Copy every line from the data below in which the string "bespoke" can be found.

** Start Material supplied **

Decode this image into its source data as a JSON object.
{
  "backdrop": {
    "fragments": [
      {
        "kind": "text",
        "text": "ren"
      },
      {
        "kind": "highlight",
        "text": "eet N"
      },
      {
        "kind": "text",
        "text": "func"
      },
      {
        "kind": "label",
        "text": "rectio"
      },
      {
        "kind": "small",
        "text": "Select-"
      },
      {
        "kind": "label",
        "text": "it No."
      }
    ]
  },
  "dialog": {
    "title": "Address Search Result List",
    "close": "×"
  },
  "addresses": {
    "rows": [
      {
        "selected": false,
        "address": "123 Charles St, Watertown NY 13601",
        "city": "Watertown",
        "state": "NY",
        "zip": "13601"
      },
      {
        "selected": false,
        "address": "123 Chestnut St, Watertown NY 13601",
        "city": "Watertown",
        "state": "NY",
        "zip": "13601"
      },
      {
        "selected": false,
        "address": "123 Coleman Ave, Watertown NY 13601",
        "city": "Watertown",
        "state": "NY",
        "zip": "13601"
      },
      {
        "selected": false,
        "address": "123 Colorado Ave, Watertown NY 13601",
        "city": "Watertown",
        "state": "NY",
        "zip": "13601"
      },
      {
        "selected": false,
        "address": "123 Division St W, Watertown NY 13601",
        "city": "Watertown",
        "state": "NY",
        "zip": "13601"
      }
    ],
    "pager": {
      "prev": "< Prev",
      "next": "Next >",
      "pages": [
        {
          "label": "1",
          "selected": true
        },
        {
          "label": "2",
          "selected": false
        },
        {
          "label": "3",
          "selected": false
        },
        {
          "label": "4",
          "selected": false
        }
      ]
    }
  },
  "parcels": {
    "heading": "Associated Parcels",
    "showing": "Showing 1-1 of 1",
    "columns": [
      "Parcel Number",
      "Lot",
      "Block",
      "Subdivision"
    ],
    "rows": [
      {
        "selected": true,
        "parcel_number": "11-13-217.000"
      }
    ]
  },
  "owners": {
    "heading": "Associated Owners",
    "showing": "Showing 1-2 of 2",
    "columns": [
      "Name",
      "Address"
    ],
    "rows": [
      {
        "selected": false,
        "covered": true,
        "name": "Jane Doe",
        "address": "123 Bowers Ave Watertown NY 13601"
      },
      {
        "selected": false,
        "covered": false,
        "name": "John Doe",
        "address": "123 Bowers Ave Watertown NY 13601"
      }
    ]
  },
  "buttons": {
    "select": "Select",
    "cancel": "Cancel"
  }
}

** End Material supplied **
** Start Material supplied **

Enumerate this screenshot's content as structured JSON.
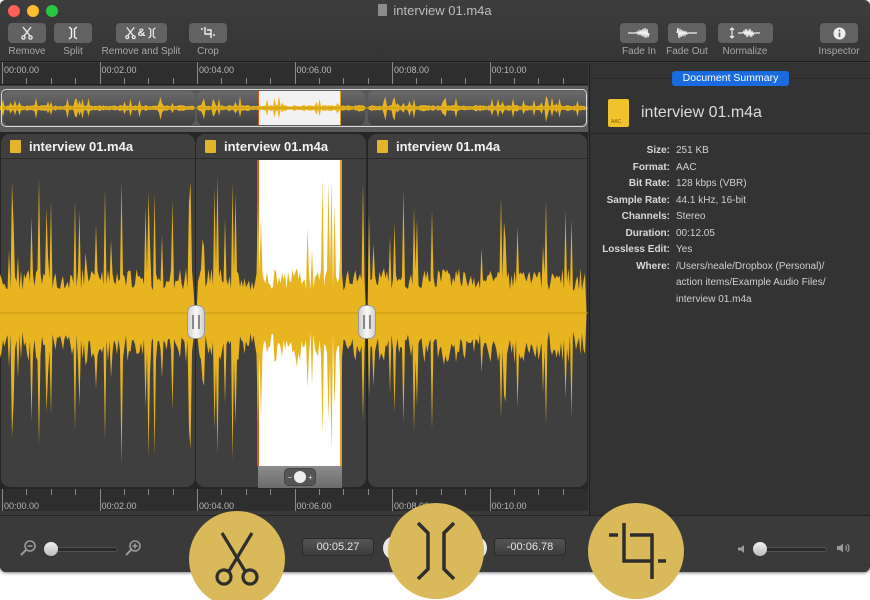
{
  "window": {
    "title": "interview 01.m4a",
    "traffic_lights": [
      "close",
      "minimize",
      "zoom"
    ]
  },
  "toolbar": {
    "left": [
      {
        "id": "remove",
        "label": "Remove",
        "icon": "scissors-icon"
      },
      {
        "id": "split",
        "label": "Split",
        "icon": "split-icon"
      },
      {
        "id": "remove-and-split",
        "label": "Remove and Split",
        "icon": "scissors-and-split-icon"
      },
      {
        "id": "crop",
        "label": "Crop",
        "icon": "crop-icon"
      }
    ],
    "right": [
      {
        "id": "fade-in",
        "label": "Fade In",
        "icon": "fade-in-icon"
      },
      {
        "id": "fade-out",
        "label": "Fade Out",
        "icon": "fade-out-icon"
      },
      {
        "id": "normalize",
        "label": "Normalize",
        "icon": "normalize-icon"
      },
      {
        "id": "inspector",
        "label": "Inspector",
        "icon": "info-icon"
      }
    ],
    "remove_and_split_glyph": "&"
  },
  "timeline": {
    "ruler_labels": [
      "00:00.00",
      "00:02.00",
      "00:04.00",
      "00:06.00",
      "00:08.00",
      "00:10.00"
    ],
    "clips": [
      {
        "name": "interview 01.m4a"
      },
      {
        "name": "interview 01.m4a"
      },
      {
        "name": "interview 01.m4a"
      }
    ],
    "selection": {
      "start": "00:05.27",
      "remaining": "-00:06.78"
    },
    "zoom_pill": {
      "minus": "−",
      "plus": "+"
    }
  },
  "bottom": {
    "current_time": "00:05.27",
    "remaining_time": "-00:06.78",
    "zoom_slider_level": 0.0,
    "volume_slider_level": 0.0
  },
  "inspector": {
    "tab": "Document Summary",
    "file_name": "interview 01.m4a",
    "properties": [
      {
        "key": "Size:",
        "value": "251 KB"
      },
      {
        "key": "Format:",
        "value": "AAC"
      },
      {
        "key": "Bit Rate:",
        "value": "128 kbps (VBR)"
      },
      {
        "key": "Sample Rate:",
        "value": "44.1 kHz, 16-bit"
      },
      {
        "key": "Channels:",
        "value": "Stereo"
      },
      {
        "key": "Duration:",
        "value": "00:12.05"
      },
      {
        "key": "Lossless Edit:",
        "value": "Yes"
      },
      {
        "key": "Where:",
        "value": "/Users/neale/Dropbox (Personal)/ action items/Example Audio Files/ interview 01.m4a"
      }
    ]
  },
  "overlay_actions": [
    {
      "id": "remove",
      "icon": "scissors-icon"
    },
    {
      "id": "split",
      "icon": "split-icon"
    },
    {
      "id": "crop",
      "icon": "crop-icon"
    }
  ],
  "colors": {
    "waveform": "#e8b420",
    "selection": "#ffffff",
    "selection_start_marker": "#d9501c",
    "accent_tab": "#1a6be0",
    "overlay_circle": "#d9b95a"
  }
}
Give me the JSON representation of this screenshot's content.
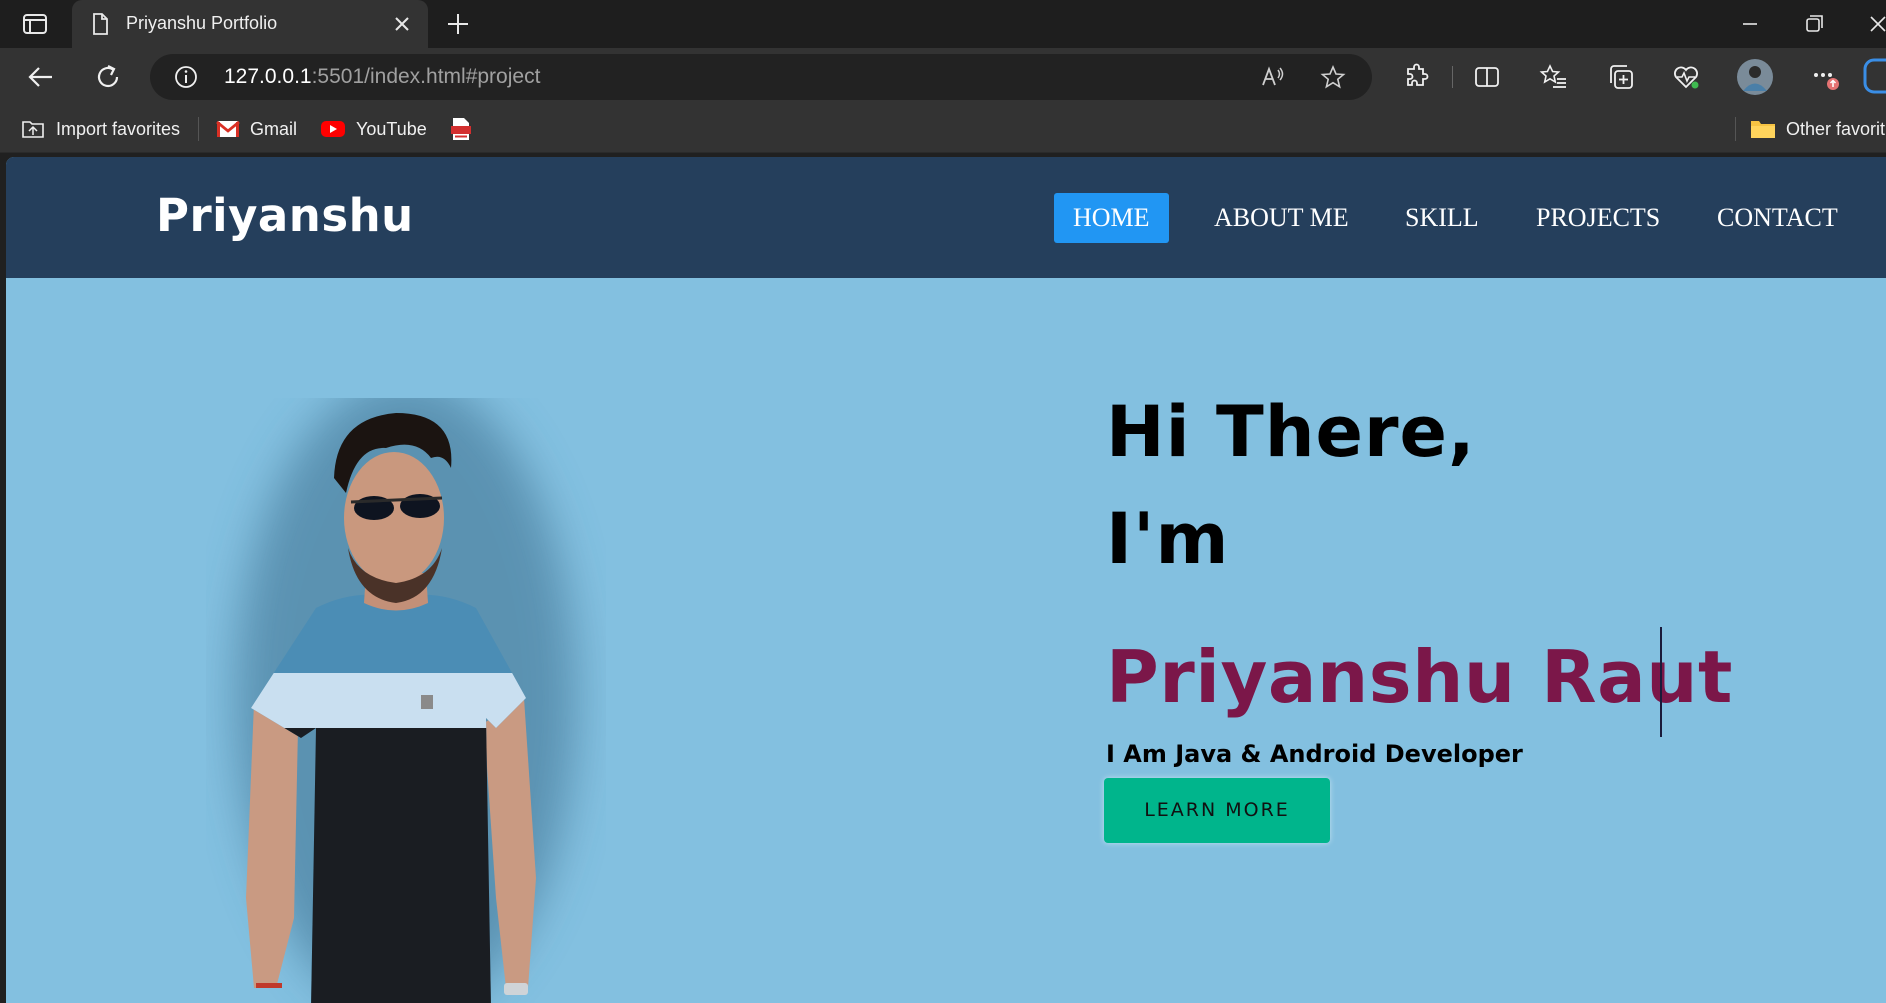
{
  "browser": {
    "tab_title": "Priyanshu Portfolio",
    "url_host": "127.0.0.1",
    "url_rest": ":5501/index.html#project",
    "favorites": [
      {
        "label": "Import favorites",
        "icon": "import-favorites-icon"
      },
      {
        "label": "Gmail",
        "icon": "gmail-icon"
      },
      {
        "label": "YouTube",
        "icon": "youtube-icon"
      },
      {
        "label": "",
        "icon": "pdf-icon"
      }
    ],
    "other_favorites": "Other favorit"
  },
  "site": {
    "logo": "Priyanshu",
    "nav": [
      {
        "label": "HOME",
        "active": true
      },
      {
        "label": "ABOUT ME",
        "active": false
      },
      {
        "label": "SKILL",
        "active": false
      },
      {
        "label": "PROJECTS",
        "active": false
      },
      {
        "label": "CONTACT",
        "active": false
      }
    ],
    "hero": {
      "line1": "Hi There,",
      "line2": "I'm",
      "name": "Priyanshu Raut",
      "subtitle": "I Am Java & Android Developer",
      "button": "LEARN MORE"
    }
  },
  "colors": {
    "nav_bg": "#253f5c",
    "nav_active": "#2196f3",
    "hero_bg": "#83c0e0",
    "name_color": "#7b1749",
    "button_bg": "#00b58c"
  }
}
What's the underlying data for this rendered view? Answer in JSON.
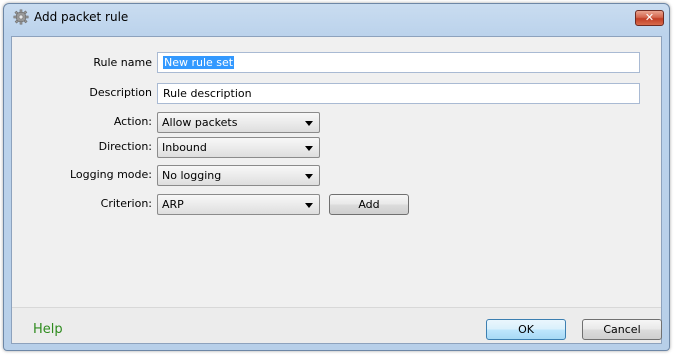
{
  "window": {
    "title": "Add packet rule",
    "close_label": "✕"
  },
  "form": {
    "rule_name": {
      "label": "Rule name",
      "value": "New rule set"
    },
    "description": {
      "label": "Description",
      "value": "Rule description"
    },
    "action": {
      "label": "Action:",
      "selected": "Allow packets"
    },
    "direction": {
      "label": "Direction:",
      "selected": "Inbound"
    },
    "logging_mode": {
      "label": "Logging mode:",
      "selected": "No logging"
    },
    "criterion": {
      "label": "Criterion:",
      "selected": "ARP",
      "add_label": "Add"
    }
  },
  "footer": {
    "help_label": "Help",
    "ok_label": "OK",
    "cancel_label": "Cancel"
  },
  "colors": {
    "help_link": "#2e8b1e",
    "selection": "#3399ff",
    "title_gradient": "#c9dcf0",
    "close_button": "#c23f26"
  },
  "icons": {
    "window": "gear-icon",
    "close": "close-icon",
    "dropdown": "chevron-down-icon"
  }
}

** End Material supplied **
** Start Material supplied **

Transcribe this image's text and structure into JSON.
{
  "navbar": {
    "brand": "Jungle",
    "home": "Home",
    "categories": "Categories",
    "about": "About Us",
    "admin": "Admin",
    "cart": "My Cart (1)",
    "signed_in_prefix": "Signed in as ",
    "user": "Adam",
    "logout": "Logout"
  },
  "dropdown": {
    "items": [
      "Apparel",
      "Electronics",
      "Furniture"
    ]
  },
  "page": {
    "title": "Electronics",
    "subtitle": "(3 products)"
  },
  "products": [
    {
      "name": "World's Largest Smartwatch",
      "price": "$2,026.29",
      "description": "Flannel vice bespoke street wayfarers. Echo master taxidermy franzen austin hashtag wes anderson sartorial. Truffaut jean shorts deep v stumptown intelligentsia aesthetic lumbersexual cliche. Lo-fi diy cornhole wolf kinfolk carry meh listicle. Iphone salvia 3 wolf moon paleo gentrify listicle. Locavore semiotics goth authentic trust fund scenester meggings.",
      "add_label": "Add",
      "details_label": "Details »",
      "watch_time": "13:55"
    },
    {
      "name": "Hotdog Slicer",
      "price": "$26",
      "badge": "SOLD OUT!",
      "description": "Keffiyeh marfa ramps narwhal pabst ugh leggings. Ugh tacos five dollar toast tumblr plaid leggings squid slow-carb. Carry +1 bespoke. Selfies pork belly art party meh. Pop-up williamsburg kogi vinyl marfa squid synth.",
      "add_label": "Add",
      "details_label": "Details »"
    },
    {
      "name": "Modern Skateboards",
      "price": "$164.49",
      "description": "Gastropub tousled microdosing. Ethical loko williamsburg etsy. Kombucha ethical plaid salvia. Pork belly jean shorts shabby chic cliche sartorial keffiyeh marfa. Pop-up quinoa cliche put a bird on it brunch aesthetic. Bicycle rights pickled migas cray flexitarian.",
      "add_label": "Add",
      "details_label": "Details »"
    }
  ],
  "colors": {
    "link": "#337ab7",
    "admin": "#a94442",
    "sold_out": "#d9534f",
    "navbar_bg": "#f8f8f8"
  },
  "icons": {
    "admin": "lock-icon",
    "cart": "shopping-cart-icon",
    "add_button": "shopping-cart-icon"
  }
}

** End Material supplied **

— Expected output —
      "description": "Flannel vice bespoke street wayfarers. Echo master taxidermy franzen austin hashtag wes anderson sartorial. Truffaut jean shorts deep v stumptown intelligentsia aesthetic lumbersexual cliche. Lo-fi diy cornhole wolf kinfolk carry meh listicle. Iphone salvia 3 wolf moon paleo gentrify listicle. Locavore semiotics goth authentic trust fund scenester meggings.",
      "description": "Keffiyeh marfa ramps narwhal pabst ugh leggings. Ugh tacos five dollar toast tumblr plaid leggings squid slow-carb. Carry +1 bespoke. Selfies pork belly art party meh. Pop-up williamsburg kogi vinyl marfa squid synth.",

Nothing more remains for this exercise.